§ Exercise requirements
Scan the lines below; pull out those with "link".

--- Start ---

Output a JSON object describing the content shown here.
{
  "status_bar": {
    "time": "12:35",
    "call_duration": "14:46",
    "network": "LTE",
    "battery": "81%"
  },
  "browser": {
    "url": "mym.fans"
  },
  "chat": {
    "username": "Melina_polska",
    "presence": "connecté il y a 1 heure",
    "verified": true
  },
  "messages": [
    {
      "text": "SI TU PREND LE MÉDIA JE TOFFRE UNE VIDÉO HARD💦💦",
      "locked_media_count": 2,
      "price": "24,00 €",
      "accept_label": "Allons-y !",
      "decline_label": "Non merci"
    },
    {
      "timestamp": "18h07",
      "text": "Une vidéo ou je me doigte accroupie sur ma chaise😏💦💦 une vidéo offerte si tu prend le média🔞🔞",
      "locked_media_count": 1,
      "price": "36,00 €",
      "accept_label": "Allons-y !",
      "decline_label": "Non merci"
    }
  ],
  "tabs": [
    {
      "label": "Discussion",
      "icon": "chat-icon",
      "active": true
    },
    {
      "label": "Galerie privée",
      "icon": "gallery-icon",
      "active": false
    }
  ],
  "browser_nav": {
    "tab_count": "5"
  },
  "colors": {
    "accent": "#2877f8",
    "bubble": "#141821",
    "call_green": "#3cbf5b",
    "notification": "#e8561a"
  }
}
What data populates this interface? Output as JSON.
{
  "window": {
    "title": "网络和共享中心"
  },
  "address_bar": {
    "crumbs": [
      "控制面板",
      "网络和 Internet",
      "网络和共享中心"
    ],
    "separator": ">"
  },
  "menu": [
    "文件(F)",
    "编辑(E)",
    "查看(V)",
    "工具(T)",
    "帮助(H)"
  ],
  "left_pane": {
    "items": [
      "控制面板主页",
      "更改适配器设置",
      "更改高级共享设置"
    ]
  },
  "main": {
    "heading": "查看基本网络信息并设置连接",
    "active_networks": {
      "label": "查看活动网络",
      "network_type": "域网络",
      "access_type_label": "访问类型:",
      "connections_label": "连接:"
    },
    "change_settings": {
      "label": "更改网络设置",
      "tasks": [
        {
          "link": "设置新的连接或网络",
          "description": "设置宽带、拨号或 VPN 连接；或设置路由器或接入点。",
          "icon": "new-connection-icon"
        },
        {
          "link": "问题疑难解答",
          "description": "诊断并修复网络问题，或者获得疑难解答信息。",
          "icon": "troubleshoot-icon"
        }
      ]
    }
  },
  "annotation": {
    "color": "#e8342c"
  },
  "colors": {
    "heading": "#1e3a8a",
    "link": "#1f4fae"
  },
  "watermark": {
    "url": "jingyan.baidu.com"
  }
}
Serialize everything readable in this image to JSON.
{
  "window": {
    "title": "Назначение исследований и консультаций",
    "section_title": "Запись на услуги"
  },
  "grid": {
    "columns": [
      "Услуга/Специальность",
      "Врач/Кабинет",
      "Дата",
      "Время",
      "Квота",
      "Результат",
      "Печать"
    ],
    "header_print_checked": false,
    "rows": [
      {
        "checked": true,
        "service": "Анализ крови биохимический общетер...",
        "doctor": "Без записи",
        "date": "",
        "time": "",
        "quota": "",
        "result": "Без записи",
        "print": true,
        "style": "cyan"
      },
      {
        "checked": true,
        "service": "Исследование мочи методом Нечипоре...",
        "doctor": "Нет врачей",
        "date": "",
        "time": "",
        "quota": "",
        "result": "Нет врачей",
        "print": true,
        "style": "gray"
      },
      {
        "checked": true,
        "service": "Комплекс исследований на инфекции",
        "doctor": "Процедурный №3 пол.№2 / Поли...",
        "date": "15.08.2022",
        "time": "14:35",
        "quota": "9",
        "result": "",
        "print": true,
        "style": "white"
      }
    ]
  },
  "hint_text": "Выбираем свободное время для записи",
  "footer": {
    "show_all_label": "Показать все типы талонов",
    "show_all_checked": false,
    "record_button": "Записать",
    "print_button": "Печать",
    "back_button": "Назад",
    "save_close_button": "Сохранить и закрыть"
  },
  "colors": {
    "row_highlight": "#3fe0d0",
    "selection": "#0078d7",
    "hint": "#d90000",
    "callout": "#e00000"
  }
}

--- End ---

§ Written response
          "link": "设置新的连接或网络",
          "link": "问题疑难解答",
    "link": "#1f4fae"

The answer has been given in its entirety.